TASK TO CARRY OUT. Extract each line of the data and write it out again exactly.

• • • • •

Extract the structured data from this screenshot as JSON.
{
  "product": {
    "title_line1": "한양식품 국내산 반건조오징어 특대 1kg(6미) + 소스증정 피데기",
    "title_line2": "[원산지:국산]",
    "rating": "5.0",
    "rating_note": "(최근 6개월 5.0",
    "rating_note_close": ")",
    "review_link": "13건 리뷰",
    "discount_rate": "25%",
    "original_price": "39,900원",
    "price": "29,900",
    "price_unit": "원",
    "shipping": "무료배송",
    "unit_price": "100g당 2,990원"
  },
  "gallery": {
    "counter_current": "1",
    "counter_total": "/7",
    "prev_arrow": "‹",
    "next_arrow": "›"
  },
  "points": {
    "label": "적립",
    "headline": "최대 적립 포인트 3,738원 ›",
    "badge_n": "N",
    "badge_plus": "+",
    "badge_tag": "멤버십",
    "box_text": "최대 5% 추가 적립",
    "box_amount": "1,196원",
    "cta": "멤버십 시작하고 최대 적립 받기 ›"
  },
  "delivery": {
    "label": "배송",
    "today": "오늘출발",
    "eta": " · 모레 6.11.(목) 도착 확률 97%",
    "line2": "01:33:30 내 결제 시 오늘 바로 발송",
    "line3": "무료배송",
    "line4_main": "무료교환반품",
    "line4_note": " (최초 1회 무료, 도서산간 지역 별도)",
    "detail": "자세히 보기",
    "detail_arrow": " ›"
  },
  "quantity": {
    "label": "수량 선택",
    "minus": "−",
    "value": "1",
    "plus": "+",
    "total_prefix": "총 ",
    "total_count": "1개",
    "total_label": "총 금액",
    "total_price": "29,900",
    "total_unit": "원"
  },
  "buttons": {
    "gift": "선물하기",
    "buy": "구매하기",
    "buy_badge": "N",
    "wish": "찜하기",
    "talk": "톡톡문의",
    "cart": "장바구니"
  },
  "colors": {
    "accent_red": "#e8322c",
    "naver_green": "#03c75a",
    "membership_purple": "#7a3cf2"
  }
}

• • • • •

TASK OUTPUT.
Extract the structured data from this screenshot as JSON.
{
  "product": {
    "title_line1": "한양식품 국내산 반건조오징어 특대 1kg(6미) + 소스증정 피데기",
    "title_line2": "[원산지:국산]",
    "rating": "5.0",
    "rating_note": "(최근 6개월 5.0",
    "rating_note_close": ")",
    "review_link": "13건 리뷰",
    "discount_rate": "25%",
    "original_price": "39,900원",
    "price": "29,900",
    "price_unit": "원",
    "shipping": "무료배송",
    "unit_price": "100g당 2,990원"
  },
  "gallery": {
    "counter_current": "1",
    "counter_total": "/7",
    "prev_arrow": "‹",
    "next_arrow": "›"
  },
  "points": {
    "label": "적립",
    "headline": "최대 적립 포인트 3,738원 ›",
    "badge_n": "N",
    "badge_plus": "+",
    "badge_tag": "멤버십",
    "box_text": "최대 5% 추가 적립",
    "box_amount": "1,196원",
    "cta": "멤버십 시작하고 최대 적립 받기 ›"
  },
  "delivery": {
    "label": "배송",
    "today": "오늘출발",
    "eta": " · 모레 6.11.(목) 도착 확률 97%",
    "line2": "01:33:30 내 결제 시 오늘 바로 발송",
    "line3": "무료배송",
    "line4_main": "무료교환반품",
    "line4_note": " (최초 1회 무료, 도서산간 지역 별도)",
    "detail": "자세히 보기",
    "detail_arrow": " ›"
  },
  "quantity": {
    "label": "수량 선택",
    "minus": "−",
    "value": "1",
    "plus": "+",
    "total_prefix": "총 ",
    "total_count": "1개",
    "total_label": "총 금액",
    "total_price": "29,900",
    "total_unit": "원"
  },
  "buttons": {
    "gift": "선물하기",
    "buy": "구매하기",
    "buy_badge": "N",
    "wish": "찜하기",
    "talk": "톡톡문의",
    "cart": "장바구니"
  },
  "colors": {
    "accent_red": "#e8322c",
    "naver_green": "#03c75a",
    "membership_purple": "#7a3cf2"
  }
}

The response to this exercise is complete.